Write out each line beneath this one exactly as it reads.
··· Exercise data
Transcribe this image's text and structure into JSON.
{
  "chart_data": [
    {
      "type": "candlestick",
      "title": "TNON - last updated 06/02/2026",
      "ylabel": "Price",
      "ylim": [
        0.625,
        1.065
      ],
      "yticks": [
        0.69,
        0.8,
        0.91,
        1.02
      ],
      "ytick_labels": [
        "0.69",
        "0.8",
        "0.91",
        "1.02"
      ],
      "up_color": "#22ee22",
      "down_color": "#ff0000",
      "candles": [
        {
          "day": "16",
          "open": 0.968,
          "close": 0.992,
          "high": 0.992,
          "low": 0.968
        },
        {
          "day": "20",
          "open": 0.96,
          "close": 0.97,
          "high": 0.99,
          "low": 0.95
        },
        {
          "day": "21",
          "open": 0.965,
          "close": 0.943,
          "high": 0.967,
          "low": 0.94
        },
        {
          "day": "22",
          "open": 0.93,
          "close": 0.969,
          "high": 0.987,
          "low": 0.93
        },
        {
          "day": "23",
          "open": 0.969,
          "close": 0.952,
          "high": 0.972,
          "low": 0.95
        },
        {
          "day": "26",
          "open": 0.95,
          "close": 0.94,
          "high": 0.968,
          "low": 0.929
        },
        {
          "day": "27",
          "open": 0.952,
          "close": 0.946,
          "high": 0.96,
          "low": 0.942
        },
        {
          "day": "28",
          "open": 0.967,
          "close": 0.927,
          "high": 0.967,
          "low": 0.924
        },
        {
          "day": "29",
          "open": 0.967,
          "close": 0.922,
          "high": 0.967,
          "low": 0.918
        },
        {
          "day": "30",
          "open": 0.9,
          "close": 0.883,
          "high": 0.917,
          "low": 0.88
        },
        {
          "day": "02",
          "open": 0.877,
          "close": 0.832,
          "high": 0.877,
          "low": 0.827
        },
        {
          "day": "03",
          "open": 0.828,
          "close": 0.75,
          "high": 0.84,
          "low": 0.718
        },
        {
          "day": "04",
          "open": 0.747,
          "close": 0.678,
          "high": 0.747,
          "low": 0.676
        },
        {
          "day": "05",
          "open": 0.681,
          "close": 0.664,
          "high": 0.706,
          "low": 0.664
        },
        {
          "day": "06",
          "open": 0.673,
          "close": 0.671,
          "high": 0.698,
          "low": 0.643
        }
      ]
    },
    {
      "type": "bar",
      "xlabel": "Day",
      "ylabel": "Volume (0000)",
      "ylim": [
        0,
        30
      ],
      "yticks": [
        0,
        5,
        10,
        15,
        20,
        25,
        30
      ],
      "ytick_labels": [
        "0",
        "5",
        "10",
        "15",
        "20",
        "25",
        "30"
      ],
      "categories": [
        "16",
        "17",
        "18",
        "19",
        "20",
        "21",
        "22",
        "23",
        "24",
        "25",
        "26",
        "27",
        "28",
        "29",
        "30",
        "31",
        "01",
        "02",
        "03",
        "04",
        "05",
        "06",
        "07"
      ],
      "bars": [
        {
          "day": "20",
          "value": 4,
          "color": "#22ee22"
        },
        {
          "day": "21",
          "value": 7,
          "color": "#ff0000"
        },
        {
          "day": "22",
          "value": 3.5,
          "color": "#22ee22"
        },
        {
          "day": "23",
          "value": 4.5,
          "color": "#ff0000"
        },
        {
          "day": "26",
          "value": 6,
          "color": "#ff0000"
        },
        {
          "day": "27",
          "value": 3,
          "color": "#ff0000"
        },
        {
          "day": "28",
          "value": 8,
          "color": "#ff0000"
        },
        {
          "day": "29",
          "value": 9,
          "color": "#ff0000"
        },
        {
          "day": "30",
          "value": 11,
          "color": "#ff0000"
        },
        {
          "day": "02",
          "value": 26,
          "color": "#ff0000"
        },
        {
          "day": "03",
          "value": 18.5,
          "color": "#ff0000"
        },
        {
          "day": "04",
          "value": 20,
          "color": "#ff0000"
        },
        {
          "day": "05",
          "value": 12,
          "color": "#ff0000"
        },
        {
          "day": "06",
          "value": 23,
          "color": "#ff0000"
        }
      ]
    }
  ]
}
······
• **Output for this exercise**:
Transcribe this image's text and structure into JSON.
{
  "chart_data": [
    {
      "type": "candlestick",
      "title": "TNON - last updated 06/02/2026",
      "ylabel": "Price",
      "ylim": [
        0.625,
        1.065
      ],
      "yticks": [
        0.69,
        0.8,
        0.91,
        1.02
      ],
      "ytick_labels": [
        "0.69",
        "0.8",
        "0.91",
        "1.02"
      ],
      "up_color": "#22ee22",
      "down_color": "#ff0000",
      "candles": [
        {
          "day": "16",
          "open": 0.968,
          "close": 0.992,
          "high": 0.992,
          "low": 0.968
        },
        {
          "day": "20",
          "open": 0.96,
          "close": 0.97,
          "high": 0.99,
          "low": 0.95
        },
        {
          "day": "21",
          "open": 0.965,
          "close": 0.943,
          "high": 0.967,
          "low": 0.94
        },
        {
          "day": "22",
          "open": 0.93,
          "close": 0.969,
          "high": 0.987,
          "low": 0.93
        },
        {
          "day": "23",
          "open": 0.969,
          "close": 0.952,
          "high": 0.972,
          "low": 0.95
        },
        {
          "day": "26",
          "open": 0.95,
          "close": 0.94,
          "high": 0.968,
          "low": 0.929
        },
        {
          "day": "27",
          "open": 0.952,
          "close": 0.946,
          "high": 0.96,
          "low": 0.942
        },
        {
          "day": "28",
          "open": 0.967,
          "close": 0.927,
          "high": 0.967,
          "low": 0.924
        },
        {
          "day": "29",
          "open": 0.967,
          "close": 0.922,
          "high": 0.967,
          "low": 0.918
        },
        {
          "day": "30",
          "open": 0.9,
          "close": 0.883,
          "high": 0.917,
          "low": 0.88
        },
        {
          "day": "02",
          "open": 0.877,
          "close": 0.832,
          "high": 0.877,
          "low": 0.827
        },
        {
          "day": "03",
          "open": 0.828,
          "close": 0.75,
          "high": 0.84,
          "low": 0.718
        },
        {
          "day": "04",
          "open": 0.747,
          "close": 0.678,
          "high": 0.747,
          "low": 0.676
        },
        {
          "day": "05",
          "open": 0.681,
          "close": 0.664,
          "high": 0.706,
          "low": 0.664
        },
        {
          "day": "06",
          "open": 0.673,
          "close": 0.671,
          "high": 0.698,
          "low": 0.643
        }
      ]
    },
    {
      "type": "bar",
      "xlabel": "Day",
      "ylabel": "Volume (0000)",
      "ylim": [
        0,
        30
      ],
      "yticks": [
        0,
        5,
        10,
        15,
        20,
        25,
        30
      ],
      "ytick_labels": [
        "0",
        "5",
        "10",
        "15",
        "20",
        "25",
        "30"
      ],
      "categories": [
        "16",
        "17",
        "18",
        "19",
        "20",
        "21",
        "22",
        "23",
        "24",
        "25",
        "26",
        "27",
        "28",
        "29",
        "30",
        "31",
        "01",
        "02",
        "03",
        "04",
        "05",
        "06",
        "07"
      ],
      "bars": [
        {
          "day": "20",
          "value": 4,
          "color": "#22ee22"
        },
        {
          "day": "21",
          "value": 7,
          "color": "#ff0000"
        },
        {
          "day": "22",
          "value": 3.5,
          "color": "#22ee22"
        },
        {
          "day": "23",
          "value": 4.5,
          "color": "#ff0000"
        },
        {
          "day": "26",
          "value": 6,
          "color": "#ff0000"
        },
        {
          "day": "27",
          "value": 3,
          "color": "#ff0000"
        },
        {
          "day": "28",
          "value": 8,
          "color": "#ff0000"
        },
        {
          "day": "29",
          "value": 9,
          "color": "#ff0000"
        },
        {
          "day": "30",
          "value": 11,
          "color": "#ff0000"
        },
        {
          "day": "02",
          "value": 26,
          "color": "#ff0000"
        },
        {
          "day": "03",
          "value": 18.5,
          "color": "#ff0000"
        },
        {
          "day": "04",
          "value": 20,
          "color": "#ff0000"
        },
        {
          "day": "05",
          "value": 12,
          "color": "#ff0000"
        },
        {
          "day": "06",
          "value": 23,
          "color": "#ff0000"
        }
      ]
    }
  ]
}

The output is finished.